**Job**
What follows is a listing; give it again exactly, in its entirety.

**Material provided**
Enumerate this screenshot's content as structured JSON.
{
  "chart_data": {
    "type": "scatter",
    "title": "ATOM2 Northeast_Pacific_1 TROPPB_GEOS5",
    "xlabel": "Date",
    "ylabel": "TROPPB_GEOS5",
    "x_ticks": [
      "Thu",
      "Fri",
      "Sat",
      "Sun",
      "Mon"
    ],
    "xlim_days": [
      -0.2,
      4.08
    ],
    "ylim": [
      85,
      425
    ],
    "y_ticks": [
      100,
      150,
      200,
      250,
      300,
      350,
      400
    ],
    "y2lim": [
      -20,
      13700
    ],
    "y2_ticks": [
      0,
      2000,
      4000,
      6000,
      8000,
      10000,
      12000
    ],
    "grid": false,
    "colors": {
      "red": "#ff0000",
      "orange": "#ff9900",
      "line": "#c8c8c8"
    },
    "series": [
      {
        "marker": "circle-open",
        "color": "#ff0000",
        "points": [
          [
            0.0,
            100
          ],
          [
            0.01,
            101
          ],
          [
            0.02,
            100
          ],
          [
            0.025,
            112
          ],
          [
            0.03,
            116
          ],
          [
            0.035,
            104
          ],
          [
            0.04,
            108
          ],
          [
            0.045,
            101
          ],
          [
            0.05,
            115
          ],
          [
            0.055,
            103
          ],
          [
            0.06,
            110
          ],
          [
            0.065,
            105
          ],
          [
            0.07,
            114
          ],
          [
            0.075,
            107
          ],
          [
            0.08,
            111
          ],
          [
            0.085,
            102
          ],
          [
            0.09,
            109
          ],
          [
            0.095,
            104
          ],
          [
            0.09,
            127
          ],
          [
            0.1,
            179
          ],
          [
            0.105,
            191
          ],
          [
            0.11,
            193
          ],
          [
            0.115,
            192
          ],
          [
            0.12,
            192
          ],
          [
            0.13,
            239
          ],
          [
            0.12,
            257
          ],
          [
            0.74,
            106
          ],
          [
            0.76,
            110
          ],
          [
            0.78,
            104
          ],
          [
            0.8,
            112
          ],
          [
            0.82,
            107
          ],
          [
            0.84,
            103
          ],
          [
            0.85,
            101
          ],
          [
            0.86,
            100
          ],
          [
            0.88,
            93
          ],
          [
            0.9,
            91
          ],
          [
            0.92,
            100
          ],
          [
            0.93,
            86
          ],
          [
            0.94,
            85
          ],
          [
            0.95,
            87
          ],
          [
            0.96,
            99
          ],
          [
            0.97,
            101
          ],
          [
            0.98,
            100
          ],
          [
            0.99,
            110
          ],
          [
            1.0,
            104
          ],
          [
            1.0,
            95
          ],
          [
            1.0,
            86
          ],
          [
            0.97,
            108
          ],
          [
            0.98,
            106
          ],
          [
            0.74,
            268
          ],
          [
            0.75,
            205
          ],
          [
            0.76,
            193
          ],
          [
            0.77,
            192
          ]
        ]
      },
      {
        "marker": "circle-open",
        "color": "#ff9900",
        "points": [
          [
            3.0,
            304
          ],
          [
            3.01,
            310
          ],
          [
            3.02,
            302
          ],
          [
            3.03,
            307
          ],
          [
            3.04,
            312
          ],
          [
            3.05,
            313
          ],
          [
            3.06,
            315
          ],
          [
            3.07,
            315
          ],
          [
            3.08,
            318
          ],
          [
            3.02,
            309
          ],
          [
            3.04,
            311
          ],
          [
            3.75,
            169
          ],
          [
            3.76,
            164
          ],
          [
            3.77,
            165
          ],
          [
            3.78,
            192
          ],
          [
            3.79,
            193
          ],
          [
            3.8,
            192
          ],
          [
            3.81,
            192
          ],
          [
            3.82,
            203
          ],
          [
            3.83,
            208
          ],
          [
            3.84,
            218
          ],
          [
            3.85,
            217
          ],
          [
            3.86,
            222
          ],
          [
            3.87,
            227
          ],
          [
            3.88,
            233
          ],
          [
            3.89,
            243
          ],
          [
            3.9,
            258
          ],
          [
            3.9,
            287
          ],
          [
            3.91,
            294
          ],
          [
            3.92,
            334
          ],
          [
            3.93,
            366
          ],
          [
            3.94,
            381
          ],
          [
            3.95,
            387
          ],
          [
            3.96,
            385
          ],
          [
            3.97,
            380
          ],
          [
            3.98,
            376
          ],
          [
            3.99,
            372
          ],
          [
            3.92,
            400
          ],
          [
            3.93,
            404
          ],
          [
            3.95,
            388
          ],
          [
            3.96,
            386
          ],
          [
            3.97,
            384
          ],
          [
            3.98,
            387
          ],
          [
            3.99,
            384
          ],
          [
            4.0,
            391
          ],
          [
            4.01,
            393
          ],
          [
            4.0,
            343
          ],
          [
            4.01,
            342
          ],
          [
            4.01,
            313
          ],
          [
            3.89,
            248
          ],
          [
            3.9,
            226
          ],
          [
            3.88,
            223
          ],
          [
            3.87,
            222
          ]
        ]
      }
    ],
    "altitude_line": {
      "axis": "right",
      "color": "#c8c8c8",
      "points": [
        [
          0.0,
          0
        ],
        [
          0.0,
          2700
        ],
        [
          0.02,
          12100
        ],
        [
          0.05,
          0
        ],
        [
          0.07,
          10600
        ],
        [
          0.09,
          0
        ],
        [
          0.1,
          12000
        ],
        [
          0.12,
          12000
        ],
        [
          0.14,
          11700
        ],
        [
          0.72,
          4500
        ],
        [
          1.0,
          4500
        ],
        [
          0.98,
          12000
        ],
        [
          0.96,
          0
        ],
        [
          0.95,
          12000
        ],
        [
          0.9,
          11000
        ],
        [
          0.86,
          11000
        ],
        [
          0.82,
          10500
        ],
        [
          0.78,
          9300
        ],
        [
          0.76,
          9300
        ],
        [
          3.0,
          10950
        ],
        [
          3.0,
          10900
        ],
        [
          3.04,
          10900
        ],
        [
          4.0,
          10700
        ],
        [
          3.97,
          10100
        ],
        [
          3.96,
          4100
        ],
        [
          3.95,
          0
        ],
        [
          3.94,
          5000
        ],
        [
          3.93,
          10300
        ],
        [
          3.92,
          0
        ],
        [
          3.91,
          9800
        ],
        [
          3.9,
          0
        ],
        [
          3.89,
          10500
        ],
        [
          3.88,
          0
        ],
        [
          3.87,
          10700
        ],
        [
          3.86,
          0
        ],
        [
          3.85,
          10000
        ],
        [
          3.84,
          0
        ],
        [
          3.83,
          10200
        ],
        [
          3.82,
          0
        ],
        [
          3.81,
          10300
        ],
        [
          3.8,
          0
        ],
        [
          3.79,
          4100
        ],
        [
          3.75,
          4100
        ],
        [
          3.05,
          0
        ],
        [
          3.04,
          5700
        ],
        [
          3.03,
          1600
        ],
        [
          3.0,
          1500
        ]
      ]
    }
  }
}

**Answer to this task**
Enumerate this screenshot's content as structured JSON.
{
  "chart_data": {
    "type": "scatter",
    "title": "ATOM2 Northeast_Pacific_1 TROPPB_GEOS5",
    "xlabel": "Date",
    "ylabel": "TROPPB_GEOS5",
    "x_ticks": [
      "Thu",
      "Fri",
      "Sat",
      "Sun",
      "Mon"
    ],
    "xlim_days": [
      -0.2,
      4.08
    ],
    "ylim": [
      85,
      425
    ],
    "y_ticks": [
      100,
      150,
      200,
      250,
      300,
      350,
      400
    ],
    "y2lim": [
      -20,
      13700
    ],
    "y2_ticks": [
      0,
      2000,
      4000,
      6000,
      8000,
      10000,
      12000
    ],
    "grid": false,
    "colors": {
      "red": "#ff0000",
      "orange": "#ff9900",
      "line": "#c8c8c8"
    },
    "series": [
      {
        "marker": "circle-open",
        "color": "#ff0000",
        "points": [
          [
            0.0,
            100
          ],
          [
            0.01,
            101
          ],
          [
            0.02,
            100
          ],
          [
            0.025,
            112
          ],
          [
            0.03,
            116
          ],
          [
            0.035,
            104
          ],
          [
            0.04,
            108
          ],
          [
            0.045,
            101
          ],
          [
            0.05,
            115
          ],
          [
            0.055,
            103
          ],
          [
            0.06,
            110
          ],
          [
            0.065,
            105
          ],
          [
            0.07,
            114
          ],
          [
            0.075,
            107
          ],
          [
            0.08,
            111
          ],
          [
            0.085,
            102
          ],
          [
            0.09,
            109
          ],
          [
            0.095,
            104
          ],
          [
            0.09,
            127
          ],
          [
            0.1,
            179
          ],
          [
            0.105,
            191
          ],
          [
            0.11,
            193
          ],
          [
            0.115,
            192
          ],
          [
            0.12,
            192
          ],
          [
            0.13,
            239
          ],
          [
            0.12,
            257
          ],
          [
            0.74,
            106
          ],
          [
            0.76,
            110
          ],
          [
            0.78,
            104
          ],
          [
            0.8,
            112
          ],
          [
            0.82,
            107
          ],
          [
            0.84,
            103
          ],
          [
            0.85,
            101
          ],
          [
            0.86,
            100
          ],
          [
            0.88,
            93
          ],
          [
            0.9,
            91
          ],
          [
            0.92,
            100
          ],
          [
            0.93,
            86
          ],
          [
            0.94,
            85
          ],
          [
            0.95,
            87
          ],
          [
            0.96,
            99
          ],
          [
            0.97,
            101
          ],
          [
            0.98,
            100
          ],
          [
            0.99,
            110
          ],
          [
            1.0,
            104
          ],
          [
            1.0,
            95
          ],
          [
            1.0,
            86
          ],
          [
            0.97,
            108
          ],
          [
            0.98,
            106
          ],
          [
            0.74,
            268
          ],
          [
            0.75,
            205
          ],
          [
            0.76,
            193
          ],
          [
            0.77,
            192
          ]
        ]
      },
      {
        "marker": "circle-open",
        "color": "#ff9900",
        "points": [
          [
            3.0,
            304
          ],
          [
            3.01,
            310
          ],
          [
            3.02,
            302
          ],
          [
            3.03,
            307
          ],
          [
            3.04,
            312
          ],
          [
            3.05,
            313
          ],
          [
            3.06,
            315
          ],
          [
            3.07,
            315
          ],
          [
            3.08,
            318
          ],
          [
            3.02,
            309
          ],
          [
            3.04,
            311
          ],
          [
            3.75,
            169
          ],
          [
            3.76,
            164
          ],
          [
            3.77,
            165
          ],
          [
            3.78,
            192
          ],
          [
            3.79,
            193
          ],
          [
            3.8,
            192
          ],
          [
            3.81,
            192
          ],
          [
            3.82,
            203
          ],
          [
            3.83,
            208
          ],
          [
            3.84,
            218
          ],
          [
            3.85,
            217
          ],
          [
            3.86,
            222
          ],
          [
            3.87,
            227
          ],
          [
            3.88,
            233
          ],
          [
            3.89,
            243
          ],
          [
            3.9,
            258
          ],
          [
            3.9,
            287
          ],
          [
            3.91,
            294
          ],
          [
            3.92,
            334
          ],
          [
            3.93,
            366
          ],
          [
            3.94,
            381
          ],
          [
            3.95,
            387
          ],
          [
            3.96,
            385
          ],
          [
            3.97,
            380
          ],
          [
            3.98,
            376
          ],
          [
            3.99,
            372
          ],
          [
            3.92,
            400
          ],
          [
            3.93,
            404
          ],
          [
            3.95,
            388
          ],
          [
            3.96,
            386
          ],
          [
            3.97,
            384
          ],
          [
            3.98,
            387
          ],
          [
            3.99,
            384
          ],
          [
            4.0,
            391
          ],
          [
            4.01,
            393
          ],
          [
            4.0,
            343
          ],
          [
            4.01,
            342
          ],
          [
            4.01,
            313
          ],
          [
            3.89,
            248
          ],
          [
            3.9,
            226
          ],
          [
            3.88,
            223
          ],
          [
            3.87,
            222
          ]
        ]
      }
    ],
    "altitude_line": {
      "axis": "right",
      "color": "#c8c8c8",
      "points": [
        [
          0.0,
          0
        ],
        [
          0.0,
          2700
        ],
        [
          0.02,
          12100
        ],
        [
          0.05,
          0
        ],
        [
          0.07,
          10600
        ],
        [
          0.09,
          0
        ],
        [
          0.1,
          12000
        ],
        [
          0.12,
          12000
        ],
        [
          0.14,
          11700
        ],
        [
          0.72,
          4500
        ],
        [
          1.0,
          4500
        ],
        [
          0.98,
          12000
        ],
        [
          0.96,
          0
        ],
        [
          0.95,
          12000
        ],
        [
          0.9,
          11000
        ],
        [
          0.86,
          11000
        ],
        [
          0.82,
          10500
        ],
        [
          0.78,
          9300
        ],
        [
          0.76,
          9300
        ],
        [
          3.0,
          10950
        ],
        [
          3.0,
          10900
        ],
        [
          3.04,
          10900
        ],
        [
          4.0,
          10700
        ],
        [
          3.97,
          10100
        ],
        [
          3.96,
          4100
        ],
        [
          3.95,
          0
        ],
        [
          3.94,
          5000
        ],
        [
          3.93,
          10300
        ],
        [
          3.92,
          0
        ],
        [
          3.91,
          9800
        ],
        [
          3.9,
          0
        ],
        [
          3.89,
          10500
        ],
        [
          3.88,
          0
        ],
        [
          3.87,
          10700
        ],
        [
          3.86,
          0
        ],
        [
          3.85,
          10000
        ],
        [
          3.84,
          0
        ],
        [
          3.83,
          10200
        ],
        [
          3.82,
          0
        ],
        [
          3.81,
          10300
        ],
        [
          3.8,
          0
        ],
        [
          3.79,
          4100
        ],
        [
          3.75,
          4100
        ],
        [
          3.05,
          0
        ],
        [
          3.04,
          5700
        ],
        [
          3.03,
          1600
        ],
        [
          3.0,
          1500
        ]
      ]
    }
  }
}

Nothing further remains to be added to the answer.